──────── Dataset content ────────

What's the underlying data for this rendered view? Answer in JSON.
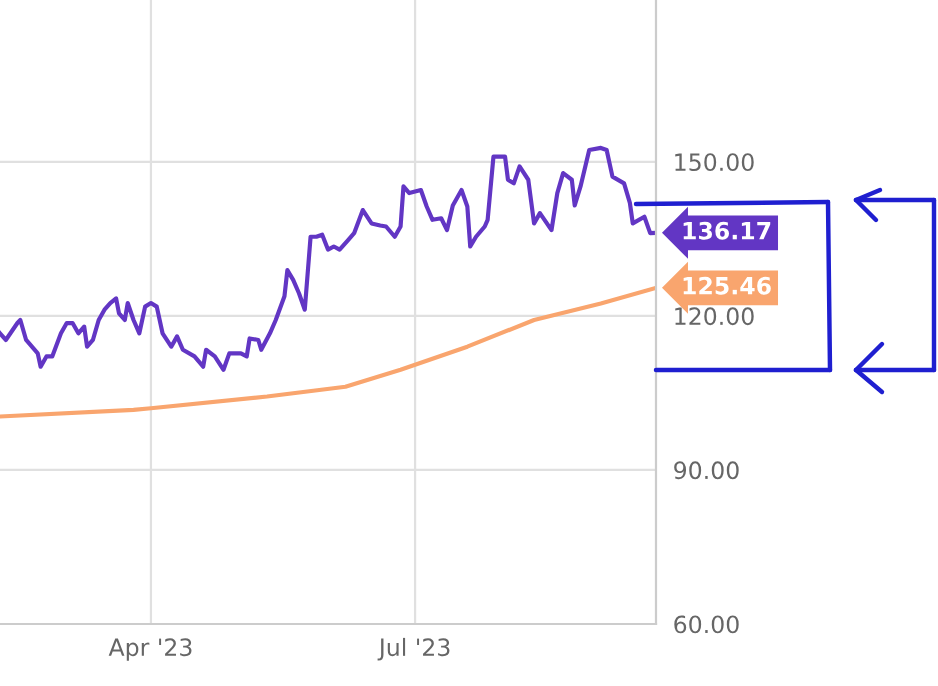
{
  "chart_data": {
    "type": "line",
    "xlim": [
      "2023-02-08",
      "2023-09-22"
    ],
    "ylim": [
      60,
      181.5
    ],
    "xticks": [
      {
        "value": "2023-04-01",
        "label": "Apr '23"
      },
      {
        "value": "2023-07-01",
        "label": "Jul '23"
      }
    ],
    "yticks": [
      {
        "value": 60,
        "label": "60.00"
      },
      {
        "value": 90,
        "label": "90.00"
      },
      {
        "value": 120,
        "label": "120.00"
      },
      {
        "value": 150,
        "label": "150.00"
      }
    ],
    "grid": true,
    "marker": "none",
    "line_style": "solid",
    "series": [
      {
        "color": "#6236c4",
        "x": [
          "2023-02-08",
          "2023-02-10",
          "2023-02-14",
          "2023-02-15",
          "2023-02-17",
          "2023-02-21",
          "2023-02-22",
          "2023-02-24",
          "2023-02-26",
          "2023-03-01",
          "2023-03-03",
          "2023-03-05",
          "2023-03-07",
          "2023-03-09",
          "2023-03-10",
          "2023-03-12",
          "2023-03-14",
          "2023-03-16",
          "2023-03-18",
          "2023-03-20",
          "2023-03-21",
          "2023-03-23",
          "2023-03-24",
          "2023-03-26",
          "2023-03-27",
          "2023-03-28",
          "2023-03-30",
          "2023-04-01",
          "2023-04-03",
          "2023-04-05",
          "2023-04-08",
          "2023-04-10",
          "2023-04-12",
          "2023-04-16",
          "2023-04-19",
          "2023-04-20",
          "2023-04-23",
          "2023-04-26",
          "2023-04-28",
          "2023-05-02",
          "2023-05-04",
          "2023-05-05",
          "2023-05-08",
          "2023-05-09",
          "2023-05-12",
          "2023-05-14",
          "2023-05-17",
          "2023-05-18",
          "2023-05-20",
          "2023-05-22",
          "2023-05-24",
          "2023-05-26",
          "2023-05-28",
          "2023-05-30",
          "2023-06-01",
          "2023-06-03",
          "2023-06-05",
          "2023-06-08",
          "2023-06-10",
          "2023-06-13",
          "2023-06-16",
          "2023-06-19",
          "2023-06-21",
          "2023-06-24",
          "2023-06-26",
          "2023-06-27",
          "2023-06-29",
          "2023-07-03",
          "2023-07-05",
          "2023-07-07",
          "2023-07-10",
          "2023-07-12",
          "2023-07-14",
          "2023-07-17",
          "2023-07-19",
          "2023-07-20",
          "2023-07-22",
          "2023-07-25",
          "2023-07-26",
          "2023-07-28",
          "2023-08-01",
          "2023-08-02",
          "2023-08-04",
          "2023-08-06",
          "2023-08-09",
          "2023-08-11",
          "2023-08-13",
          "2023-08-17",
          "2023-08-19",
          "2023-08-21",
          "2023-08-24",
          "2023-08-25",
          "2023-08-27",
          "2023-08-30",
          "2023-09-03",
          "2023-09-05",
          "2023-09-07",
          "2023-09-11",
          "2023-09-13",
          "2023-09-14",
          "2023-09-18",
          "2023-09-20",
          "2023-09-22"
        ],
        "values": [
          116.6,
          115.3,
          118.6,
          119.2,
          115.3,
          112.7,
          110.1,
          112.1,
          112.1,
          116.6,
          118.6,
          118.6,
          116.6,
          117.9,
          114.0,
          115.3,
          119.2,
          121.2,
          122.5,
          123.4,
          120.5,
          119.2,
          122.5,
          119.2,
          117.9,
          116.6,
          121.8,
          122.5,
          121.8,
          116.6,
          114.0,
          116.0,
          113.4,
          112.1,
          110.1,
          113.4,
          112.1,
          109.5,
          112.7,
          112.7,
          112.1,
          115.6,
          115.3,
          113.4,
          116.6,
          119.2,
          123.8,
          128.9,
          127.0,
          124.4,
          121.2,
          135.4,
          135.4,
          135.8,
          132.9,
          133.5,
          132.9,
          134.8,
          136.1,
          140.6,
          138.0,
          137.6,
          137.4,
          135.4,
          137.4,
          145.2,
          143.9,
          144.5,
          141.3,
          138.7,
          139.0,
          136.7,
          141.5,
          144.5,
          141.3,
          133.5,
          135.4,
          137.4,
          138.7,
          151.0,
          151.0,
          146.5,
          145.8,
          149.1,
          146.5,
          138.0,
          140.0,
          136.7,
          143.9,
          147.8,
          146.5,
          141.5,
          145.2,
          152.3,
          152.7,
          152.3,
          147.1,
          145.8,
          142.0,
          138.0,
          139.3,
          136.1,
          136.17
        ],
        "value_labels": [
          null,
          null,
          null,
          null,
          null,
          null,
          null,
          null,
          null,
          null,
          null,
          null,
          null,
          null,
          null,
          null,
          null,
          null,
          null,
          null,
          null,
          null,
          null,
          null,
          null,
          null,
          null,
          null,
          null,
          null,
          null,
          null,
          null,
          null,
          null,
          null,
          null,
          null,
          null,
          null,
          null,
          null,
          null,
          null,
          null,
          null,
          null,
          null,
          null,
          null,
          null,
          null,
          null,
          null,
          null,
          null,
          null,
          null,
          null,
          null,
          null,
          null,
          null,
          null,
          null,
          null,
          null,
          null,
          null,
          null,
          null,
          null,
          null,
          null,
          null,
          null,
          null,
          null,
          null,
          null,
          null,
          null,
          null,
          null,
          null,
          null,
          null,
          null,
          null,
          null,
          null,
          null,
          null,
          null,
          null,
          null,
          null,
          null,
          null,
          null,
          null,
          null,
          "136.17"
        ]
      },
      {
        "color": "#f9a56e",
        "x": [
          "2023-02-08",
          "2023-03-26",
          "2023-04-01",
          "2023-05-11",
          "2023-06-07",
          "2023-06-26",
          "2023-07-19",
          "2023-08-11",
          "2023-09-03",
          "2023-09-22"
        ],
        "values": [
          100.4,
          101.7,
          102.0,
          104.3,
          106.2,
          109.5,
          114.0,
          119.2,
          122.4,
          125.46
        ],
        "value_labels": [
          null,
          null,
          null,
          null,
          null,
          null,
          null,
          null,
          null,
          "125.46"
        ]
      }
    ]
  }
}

────────
──────── Dataset content ────────

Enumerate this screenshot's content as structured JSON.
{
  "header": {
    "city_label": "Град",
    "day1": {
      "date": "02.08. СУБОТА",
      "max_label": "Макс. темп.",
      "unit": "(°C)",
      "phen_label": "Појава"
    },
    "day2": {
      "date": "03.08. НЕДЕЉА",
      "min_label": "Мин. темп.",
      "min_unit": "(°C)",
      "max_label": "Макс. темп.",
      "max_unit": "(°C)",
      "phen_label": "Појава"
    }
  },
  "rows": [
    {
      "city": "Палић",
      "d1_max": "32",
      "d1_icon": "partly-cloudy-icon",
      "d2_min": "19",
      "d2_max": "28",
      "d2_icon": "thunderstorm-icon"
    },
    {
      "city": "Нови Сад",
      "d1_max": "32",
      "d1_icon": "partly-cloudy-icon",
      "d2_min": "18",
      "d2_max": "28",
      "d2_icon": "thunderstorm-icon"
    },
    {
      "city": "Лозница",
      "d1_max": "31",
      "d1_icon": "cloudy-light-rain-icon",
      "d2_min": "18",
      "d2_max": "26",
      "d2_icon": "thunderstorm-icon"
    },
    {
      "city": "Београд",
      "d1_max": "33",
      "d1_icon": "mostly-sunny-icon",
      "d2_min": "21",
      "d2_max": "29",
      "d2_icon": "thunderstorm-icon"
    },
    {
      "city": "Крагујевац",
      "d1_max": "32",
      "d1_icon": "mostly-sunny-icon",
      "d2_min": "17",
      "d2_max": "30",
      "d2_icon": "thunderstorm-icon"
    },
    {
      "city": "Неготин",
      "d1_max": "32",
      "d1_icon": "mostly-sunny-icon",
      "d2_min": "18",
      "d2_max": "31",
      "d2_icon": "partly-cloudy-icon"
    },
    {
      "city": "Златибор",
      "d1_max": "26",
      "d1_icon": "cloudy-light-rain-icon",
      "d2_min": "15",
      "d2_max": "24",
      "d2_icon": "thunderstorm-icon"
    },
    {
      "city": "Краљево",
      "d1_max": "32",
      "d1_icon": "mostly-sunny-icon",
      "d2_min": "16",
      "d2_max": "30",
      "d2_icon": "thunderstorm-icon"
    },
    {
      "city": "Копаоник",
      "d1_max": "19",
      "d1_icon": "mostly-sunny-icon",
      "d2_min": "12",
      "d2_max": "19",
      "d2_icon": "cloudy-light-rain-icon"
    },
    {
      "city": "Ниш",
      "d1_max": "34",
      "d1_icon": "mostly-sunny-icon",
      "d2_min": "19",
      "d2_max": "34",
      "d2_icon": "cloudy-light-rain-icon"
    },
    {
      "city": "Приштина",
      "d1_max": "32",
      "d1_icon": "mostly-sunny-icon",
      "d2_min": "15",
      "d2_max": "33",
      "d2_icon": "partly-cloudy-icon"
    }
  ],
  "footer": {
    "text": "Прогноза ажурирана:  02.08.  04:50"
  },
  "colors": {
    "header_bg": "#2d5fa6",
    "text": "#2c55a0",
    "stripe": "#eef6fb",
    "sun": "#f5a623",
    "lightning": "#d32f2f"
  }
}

────────

## [Required work]
Search the data above for the word "this", then gather each line in which it appears.

## [The answer]
What's the underlying data for this rendered view? Answer in JSON.
Enumerate this screenshot's content as structured JSON.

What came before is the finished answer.